[START]

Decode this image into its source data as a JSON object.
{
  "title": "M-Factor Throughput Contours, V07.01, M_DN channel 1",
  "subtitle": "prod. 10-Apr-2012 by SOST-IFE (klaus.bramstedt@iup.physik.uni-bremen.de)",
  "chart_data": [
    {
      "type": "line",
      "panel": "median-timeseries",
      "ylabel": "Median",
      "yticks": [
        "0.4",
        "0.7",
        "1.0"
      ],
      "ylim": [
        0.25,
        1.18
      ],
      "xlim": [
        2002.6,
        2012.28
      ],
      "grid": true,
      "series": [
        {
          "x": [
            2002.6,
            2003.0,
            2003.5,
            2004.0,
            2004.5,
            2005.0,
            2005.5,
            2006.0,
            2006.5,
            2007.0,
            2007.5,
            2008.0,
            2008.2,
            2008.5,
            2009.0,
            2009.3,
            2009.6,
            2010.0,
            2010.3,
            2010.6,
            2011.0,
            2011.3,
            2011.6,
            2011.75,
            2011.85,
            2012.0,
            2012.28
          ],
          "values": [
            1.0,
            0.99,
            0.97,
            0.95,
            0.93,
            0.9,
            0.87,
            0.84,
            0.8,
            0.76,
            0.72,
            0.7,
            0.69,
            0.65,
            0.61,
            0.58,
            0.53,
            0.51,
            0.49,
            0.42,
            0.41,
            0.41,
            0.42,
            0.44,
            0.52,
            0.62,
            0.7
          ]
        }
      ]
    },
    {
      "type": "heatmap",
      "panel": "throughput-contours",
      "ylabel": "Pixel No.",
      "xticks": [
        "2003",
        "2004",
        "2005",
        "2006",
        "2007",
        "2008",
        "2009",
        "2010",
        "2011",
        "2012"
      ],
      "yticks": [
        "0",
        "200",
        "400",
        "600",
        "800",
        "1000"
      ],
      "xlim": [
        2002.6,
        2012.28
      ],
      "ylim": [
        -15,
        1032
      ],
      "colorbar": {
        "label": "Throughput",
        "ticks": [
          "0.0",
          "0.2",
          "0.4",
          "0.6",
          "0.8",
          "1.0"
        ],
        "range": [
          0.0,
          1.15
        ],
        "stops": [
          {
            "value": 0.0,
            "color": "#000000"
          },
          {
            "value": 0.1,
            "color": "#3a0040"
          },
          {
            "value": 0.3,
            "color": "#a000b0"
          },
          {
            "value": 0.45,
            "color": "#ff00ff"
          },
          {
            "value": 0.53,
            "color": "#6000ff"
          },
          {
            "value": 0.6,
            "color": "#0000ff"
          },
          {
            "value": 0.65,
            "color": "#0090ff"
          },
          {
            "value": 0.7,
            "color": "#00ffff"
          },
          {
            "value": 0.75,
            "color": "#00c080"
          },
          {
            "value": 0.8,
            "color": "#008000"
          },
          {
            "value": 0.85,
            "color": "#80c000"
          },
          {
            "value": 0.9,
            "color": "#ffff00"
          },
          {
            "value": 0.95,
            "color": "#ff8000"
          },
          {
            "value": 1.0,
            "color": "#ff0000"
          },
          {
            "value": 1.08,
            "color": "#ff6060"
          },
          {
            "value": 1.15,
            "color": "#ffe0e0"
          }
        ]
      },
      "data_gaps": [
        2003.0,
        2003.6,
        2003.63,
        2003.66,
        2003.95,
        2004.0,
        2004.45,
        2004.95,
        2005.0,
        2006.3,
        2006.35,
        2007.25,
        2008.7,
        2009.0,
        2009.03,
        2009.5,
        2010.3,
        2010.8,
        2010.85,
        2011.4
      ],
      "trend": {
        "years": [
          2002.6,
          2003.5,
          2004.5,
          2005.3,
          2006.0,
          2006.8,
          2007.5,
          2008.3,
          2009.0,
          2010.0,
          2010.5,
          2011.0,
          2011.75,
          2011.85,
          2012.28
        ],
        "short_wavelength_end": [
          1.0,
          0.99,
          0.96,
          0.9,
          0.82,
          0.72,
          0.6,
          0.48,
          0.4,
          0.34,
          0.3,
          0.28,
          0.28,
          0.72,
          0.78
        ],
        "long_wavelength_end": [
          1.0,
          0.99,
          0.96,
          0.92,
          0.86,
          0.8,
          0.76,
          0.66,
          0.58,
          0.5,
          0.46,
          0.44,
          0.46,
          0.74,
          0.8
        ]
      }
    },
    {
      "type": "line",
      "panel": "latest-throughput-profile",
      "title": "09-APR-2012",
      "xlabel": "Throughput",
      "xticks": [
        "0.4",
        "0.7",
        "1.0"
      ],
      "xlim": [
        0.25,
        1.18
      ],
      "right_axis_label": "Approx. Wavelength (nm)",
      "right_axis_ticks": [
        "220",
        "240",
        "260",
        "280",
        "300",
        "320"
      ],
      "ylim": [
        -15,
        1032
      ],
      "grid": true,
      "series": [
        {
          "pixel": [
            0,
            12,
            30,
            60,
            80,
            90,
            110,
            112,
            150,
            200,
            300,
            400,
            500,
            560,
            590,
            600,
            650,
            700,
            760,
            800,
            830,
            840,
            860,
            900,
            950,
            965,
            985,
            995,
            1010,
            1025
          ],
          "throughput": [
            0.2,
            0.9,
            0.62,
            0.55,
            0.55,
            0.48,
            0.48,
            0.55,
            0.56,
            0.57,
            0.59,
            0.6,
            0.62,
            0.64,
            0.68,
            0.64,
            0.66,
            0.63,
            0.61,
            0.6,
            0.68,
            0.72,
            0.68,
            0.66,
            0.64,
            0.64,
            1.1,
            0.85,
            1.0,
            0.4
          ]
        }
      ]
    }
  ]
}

[END]

Retype the records that precede this task, keeping them exactly the same.

Decode this image into its source data as a JSON object.
{
  "title": "M-Factor Throughput Contours, V07.01, M_DN channel 1",
  "subtitle": "prod. 10-Apr-2012 by SOST-IFE (klaus.bramstedt@iup.physik.uni-bremen.de)",
  "chart_data": [
    {
      "type": "line",
      "panel": "median-timeseries",
      "ylabel": "Median",
      "yticks": [
        "0.4",
        "0.7",
        "1.0"
      ],
      "ylim": [
        0.25,
        1.18
      ],
      "xlim": [
        2002.6,
        2012.28
      ],
      "grid": true,
      "series": [
        {
          "x": [
            2002.6,
            2003.0,
            2003.5,
            2004.0,
            2004.5,
            2005.0,
            2005.5,
            2006.0,
            2006.5,
            2007.0,
            2007.5,
            2008.0,
            2008.2,
            2008.5,
            2009.0,
            2009.3,
            2009.6,
            2010.0,
            2010.3,
            2010.6,
            2011.0,
            2011.3,
            2011.6,
            2011.75,
            2011.85,
            2012.0,
            2012.28
          ],
          "values": [
            1.0,
            0.99,
            0.97,
            0.95,
            0.93,
            0.9,
            0.87,
            0.84,
            0.8,
            0.76,
            0.72,
            0.7,
            0.69,
            0.65,
            0.61,
            0.58,
            0.53,
            0.51,
            0.49,
            0.42,
            0.41,
            0.41,
            0.42,
            0.44,
            0.52,
            0.62,
            0.7
          ]
        }
      ]
    },
    {
      "type": "heatmap",
      "panel": "throughput-contours",
      "ylabel": "Pixel No.",
      "xticks": [
        "2003",
        "2004",
        "2005",
        "2006",
        "2007",
        "2008",
        "2009",
        "2010",
        "2011",
        "2012"
      ],
      "yticks": [
        "0",
        "200",
        "400",
        "600",
        "800",
        "1000"
      ],
      "xlim": [
        2002.6,
        2012.28
      ],
      "ylim": [
        -15,
        1032
      ],
      "colorbar": {
        "label": "Throughput",
        "ticks": [
          "0.0",
          "0.2",
          "0.4",
          "0.6",
          "0.8",
          "1.0"
        ],
        "range": [
          0.0,
          1.15
        ],
        "stops": [
          {
            "value": 0.0,
            "color": "#000000"
          },
          {
            "value": 0.1,
            "color": "#3a0040"
          },
          {
            "value": 0.3,
            "color": "#a000b0"
          },
          {
            "value": 0.45,
            "color": "#ff00ff"
          },
          {
            "value": 0.53,
            "color": "#6000ff"
          },
          {
            "value": 0.6,
            "color": "#0000ff"
          },
          {
            "value": 0.65,
            "color": "#0090ff"
          },
          {
            "value": 0.7,
            "color": "#00ffff"
          },
          {
            "value": 0.75,
            "color": "#00c080"
          },
          {
            "value": 0.8,
            "color": "#008000"
          },
          {
            "value": 0.85,
            "color": "#80c000"
          },
          {
            "value": 0.9,
            "color": "#ffff00"
          },
          {
            "value": 0.95,
            "color": "#ff8000"
          },
          {
            "value": 1.0,
            "color": "#ff0000"
          },
          {
            "value": 1.08,
            "color": "#ff6060"
          },
          {
            "value": 1.15,
            "color": "#ffe0e0"
          }
        ]
      },
      "data_gaps": [
        2003.0,
        2003.6,
        2003.63,
        2003.66,
        2003.95,
        2004.0,
        2004.45,
        2004.95,
        2005.0,
        2006.3,
        2006.35,
        2007.25,
        2008.7,
        2009.0,
        2009.03,
        2009.5,
        2010.3,
        2010.8,
        2010.85,
        2011.4
      ],
      "trend": {
        "years": [
          2002.6,
          2003.5,
          2004.5,
          2005.3,
          2006.0,
          2006.8,
          2007.5,
          2008.3,
          2009.0,
          2010.0,
          2010.5,
          2011.0,
          2011.75,
          2011.85,
          2012.28
        ],
        "short_wavelength_end": [
          1.0,
          0.99,
          0.96,
          0.9,
          0.82,
          0.72,
          0.6,
          0.48,
          0.4,
          0.34,
          0.3,
          0.28,
          0.28,
          0.72,
          0.78
        ],
        "long_wavelength_end": [
          1.0,
          0.99,
          0.96,
          0.92,
          0.86,
          0.8,
          0.76,
          0.66,
          0.58,
          0.5,
          0.46,
          0.44,
          0.46,
          0.74,
          0.8
        ]
      }
    },
    {
      "type": "line",
      "panel": "latest-throughput-profile",
      "title": "09-APR-2012",
      "xlabel": "Throughput",
      "xticks": [
        "0.4",
        "0.7",
        "1.0"
      ],
      "xlim": [
        0.25,
        1.18
      ],
      "right_axis_label": "Approx. Wavelength (nm)",
      "right_axis_ticks": [
        "220",
        "240",
        "260",
        "280",
        "300",
        "320"
      ],
      "ylim": [
        -15,
        1032
      ],
      "grid": true,
      "series": [
        {
          "pixel": [
            0,
            12,
            30,
            60,
            80,
            90,
            110,
            112,
            150,
            200,
            300,
            400,
            500,
            560,
            590,
            600,
            650,
            700,
            760,
            800,
            830,
            840,
            860,
            900,
            950,
            965,
            985,
            995,
            1010,
            1025
          ],
          "throughput": [
            0.2,
            0.9,
            0.62,
            0.55,
            0.55,
            0.48,
            0.48,
            0.55,
            0.56,
            0.57,
            0.59,
            0.6,
            0.62,
            0.64,
            0.68,
            0.64,
            0.66,
            0.63,
            0.61,
            0.6,
            0.68,
            0.72,
            0.68,
            0.66,
            0.64,
            0.64,
            1.1,
            0.85,
            1.0,
            0.4
          ]
        }
      ]
    }
  ]
}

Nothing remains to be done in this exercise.